Re: dd hangs when reading large partitions

From: Marc Gonzalez <marc.w.gonzalez@free.fr>
To: linux-mm <linux-mm@kvack.org>, linux-block <linux-block@vger.kernel.org>
Cc: Jianchao Wang <jianchao.w.wang@oracle.com>,
	Christoph Hellwig <hch@infradead.org>,
	Jens Axboe <axboe@kernel.dk>,
	fsdevel <linux-fsdevel@vger.kernel.org>,
	SCSI <linux-scsi@vger.kernel.org>,
	Joao Pinto <jpinto@synopsys.com>,
	Jeffrey Hugo <jhugo@codeaurora.org>,
	Evan Green <evgreen@chromium.org>,
	Matthias Kaehlcke <mka@chromium.org>,
	Douglas Anderson <dianders@chromium.org>,
	Stephen Boyd <swboyd@chromium.org>,
	Tomas Winkler <tomas.winkler@intel.com>,
	Adrian Hunter <adrian.hunter@intel.com>,
	Alim Akhtar <alim.akhtar@samsung.com>,
	Avri Altman <avri.altman@wdc.com>,
	Bart Van Assche <bart.vanassche@wdc.com>,
	Martin Petersen <martin.petersen@oracle.com>,
	Bjorn Andersson <bjorn.andersson@linaro.org>,
	Ming Lei <ming.lei@redhat.com>, Omar Sandoval <osandov@fb.com>,
	Roman Gushchin <guro@fb.com>,
	Andrew Morton <akpm@linux-foundation.org>,
	Michal Hocko <mhocko@suse.com>
Subject: Re: dd hangs when reading large partitions
Date: Fri, 8 Feb 2019 16:33:42 +0100	[thread overview]
Message-ID: <66419195-594c-aa83-c19d-f091ad3b296d@free.fr> (raw)

• Excerpted records:
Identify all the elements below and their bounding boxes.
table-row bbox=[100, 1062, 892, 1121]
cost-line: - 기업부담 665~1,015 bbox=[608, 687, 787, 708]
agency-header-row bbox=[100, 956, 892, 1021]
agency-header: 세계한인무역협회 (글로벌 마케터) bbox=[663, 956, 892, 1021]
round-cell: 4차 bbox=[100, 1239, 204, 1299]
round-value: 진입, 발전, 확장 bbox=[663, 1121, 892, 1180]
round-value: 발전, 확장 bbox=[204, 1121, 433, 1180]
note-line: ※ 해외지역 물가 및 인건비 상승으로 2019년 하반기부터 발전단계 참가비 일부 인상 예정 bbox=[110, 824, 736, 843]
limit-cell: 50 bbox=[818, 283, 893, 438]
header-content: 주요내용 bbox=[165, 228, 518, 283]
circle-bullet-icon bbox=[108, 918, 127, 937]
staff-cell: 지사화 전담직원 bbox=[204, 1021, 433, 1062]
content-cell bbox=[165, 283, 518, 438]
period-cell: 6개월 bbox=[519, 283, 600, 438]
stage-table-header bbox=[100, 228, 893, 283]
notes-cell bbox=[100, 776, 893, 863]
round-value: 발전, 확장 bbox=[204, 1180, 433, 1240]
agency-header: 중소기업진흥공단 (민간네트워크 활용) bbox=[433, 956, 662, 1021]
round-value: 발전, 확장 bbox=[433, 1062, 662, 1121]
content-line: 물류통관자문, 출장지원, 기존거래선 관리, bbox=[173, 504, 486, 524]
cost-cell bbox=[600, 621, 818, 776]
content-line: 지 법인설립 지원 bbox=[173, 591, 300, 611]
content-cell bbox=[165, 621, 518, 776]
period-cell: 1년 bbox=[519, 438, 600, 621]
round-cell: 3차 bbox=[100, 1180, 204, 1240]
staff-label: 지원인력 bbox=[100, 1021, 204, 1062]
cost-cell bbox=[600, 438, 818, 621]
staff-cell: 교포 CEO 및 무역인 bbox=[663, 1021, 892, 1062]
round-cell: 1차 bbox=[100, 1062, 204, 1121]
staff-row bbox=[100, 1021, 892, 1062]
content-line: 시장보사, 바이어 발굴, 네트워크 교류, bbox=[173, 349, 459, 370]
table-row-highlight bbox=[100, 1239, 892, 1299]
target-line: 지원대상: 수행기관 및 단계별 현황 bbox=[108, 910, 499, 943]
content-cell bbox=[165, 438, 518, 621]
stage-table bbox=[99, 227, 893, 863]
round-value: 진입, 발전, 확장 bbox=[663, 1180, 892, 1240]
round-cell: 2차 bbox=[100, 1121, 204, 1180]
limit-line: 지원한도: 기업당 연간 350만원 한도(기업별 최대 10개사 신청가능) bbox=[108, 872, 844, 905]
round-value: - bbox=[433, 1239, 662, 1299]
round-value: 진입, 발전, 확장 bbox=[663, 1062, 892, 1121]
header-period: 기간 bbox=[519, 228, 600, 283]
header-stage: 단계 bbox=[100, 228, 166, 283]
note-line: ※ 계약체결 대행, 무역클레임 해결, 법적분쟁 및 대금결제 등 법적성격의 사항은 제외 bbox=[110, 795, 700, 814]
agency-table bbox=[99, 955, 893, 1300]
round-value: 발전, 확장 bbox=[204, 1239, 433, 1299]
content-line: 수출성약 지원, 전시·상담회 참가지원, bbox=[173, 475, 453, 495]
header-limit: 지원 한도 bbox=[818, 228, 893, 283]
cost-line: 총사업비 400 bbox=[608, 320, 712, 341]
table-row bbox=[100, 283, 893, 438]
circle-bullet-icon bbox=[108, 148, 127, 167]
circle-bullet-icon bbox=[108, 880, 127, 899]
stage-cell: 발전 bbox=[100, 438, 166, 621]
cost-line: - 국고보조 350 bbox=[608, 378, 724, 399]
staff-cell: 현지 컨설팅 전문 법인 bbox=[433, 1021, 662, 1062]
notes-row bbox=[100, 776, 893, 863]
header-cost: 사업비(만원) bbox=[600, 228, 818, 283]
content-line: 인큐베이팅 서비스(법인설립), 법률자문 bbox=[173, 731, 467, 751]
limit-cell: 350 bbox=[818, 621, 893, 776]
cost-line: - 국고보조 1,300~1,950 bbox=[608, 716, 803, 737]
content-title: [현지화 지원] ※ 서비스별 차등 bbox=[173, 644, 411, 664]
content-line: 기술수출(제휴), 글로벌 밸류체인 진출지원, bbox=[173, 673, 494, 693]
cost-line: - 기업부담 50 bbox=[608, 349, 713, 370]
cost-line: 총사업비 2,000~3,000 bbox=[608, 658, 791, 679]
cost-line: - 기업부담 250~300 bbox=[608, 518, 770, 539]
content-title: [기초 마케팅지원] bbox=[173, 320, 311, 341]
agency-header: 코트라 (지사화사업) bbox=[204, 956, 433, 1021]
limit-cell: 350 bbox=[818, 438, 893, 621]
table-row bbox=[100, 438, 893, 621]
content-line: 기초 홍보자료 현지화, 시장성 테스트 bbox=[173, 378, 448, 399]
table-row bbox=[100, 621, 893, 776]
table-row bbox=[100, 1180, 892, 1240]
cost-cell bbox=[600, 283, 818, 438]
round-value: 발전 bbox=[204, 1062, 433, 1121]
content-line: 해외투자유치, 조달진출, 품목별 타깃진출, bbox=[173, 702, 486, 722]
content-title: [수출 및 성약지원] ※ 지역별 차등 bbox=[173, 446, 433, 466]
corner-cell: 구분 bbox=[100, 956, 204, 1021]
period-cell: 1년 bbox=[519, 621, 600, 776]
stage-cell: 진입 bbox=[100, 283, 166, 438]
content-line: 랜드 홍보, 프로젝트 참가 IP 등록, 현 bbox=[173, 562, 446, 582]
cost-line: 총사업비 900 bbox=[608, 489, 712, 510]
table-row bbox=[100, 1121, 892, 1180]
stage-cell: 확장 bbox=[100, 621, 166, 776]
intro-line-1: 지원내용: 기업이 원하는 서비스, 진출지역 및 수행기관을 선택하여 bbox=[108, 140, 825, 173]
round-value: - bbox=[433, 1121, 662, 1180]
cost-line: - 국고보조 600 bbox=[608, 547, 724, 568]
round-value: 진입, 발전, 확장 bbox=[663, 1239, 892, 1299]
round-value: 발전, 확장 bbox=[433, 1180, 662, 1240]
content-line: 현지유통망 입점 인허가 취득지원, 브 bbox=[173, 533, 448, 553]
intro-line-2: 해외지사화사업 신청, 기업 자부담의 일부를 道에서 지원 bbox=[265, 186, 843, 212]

• Problem to work on:
Carry on the mailing list message about dd hanging when reading large partitions, starting after its last header line. The items play no part in this work.

• Response below:
In-Reply-To: <27165898-88c3-ab42-c6c9-dd52bf0a41c8@free.fr>

On 07/02/2019 17:56, Marc Gonzalez wrote:

> Saw a slightly different report from another test run:
> https://pastebin.ubuntu.com/p/jCywbKgRCq/
> 
> [  340.689764] rcu: INFO: rcu_preempt detected stalls on CPUs/tasks:
> [  340.689992] rcu:     1-...0: (8548 ticks this GP) idle=c6e/1/0x4000000000000000 softirq=82/82 fqs=6
> [  340.694977] rcu:     (detected by 5, t=5430 jiffies, g=-719, q=16)
> [  340.703803] Task dump for CPU 1:
> [  340.709507] dd              R  running task        0   675    673 0x00000002
> [  340.713018] Call trace:
> [  340.720059]  __switch_to+0x174/0x1e0
> [  340.722192]  0xffffffc0f6dc9600
> 
> [  352.689742] BUG: workqueue lockup - pool cpus=1 node=0 flags=0x0 nice=0 stuck for 33s!
> [  352.689910] Showing busy workqueues and worker pools:
> [  352.696743] workqueue mm_percpu_wq: flags=0x8
> [  352.701753]   pwq 2: cpus=1 node=0 flags=0x0 nice=0 active=1/256
> [  352.706099]     pending: vmstat_update
> 
> [  384.693730] BUG: workqueue lockup - pool cpus=1 node=0 flags=0x0 nice=0 stuck for 65s!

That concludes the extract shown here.